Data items
=-=-=-=-=

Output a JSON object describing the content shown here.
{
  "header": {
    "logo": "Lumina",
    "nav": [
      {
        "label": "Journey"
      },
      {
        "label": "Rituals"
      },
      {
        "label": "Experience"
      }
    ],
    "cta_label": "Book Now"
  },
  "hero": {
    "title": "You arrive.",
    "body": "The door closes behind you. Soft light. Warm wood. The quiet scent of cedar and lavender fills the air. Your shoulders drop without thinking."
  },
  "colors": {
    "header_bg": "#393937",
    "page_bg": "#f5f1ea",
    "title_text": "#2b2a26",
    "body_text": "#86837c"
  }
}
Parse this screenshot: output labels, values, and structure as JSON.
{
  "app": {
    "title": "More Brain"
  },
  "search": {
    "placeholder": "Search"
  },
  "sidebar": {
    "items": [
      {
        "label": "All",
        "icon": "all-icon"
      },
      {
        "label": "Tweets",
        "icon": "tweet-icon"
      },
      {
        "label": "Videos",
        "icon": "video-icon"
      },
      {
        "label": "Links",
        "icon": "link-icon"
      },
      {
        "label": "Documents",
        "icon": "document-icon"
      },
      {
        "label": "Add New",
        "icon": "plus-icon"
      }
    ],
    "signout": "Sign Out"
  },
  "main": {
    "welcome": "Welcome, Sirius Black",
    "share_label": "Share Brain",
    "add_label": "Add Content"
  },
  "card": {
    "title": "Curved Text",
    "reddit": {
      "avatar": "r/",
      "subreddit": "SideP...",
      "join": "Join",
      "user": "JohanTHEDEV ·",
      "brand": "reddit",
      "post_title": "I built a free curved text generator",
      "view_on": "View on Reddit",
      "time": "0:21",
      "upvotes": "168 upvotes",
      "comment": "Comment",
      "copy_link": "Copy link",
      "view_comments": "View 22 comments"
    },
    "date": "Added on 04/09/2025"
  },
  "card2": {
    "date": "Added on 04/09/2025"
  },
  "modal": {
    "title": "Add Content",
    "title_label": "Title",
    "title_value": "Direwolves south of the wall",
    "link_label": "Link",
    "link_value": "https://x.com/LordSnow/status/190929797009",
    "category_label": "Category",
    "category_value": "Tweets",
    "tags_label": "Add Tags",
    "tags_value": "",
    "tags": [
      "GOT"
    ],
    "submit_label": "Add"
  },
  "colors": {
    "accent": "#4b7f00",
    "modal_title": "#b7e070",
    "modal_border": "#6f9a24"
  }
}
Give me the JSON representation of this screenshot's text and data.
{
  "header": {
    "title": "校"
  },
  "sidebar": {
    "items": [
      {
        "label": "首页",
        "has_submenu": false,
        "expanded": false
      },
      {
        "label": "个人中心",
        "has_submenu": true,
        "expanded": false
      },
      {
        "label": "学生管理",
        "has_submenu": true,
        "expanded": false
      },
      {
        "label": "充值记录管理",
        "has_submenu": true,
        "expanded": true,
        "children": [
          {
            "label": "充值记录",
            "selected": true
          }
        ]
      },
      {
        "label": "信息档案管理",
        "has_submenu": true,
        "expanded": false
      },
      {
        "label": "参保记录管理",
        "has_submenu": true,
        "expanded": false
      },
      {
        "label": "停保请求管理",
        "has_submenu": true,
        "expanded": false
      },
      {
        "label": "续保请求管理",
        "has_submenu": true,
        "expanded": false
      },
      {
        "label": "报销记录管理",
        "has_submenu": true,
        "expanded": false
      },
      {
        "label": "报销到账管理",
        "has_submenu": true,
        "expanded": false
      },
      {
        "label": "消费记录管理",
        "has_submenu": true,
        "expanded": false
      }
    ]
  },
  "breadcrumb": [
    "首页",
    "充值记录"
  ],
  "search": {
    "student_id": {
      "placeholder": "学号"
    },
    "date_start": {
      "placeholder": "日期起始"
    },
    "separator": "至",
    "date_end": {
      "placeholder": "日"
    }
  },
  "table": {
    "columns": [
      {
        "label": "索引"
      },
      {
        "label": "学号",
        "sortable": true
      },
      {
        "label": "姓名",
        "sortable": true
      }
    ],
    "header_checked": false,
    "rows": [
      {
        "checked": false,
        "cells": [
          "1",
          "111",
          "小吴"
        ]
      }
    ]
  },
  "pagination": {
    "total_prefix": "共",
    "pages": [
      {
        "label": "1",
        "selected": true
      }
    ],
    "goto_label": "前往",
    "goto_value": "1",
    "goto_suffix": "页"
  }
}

=-=-=-=-=

Exercise brief
Gather all lines of the records that include the word "Tweets".

The solution
        "label": "Tweets",
    "category_value": "Tweets",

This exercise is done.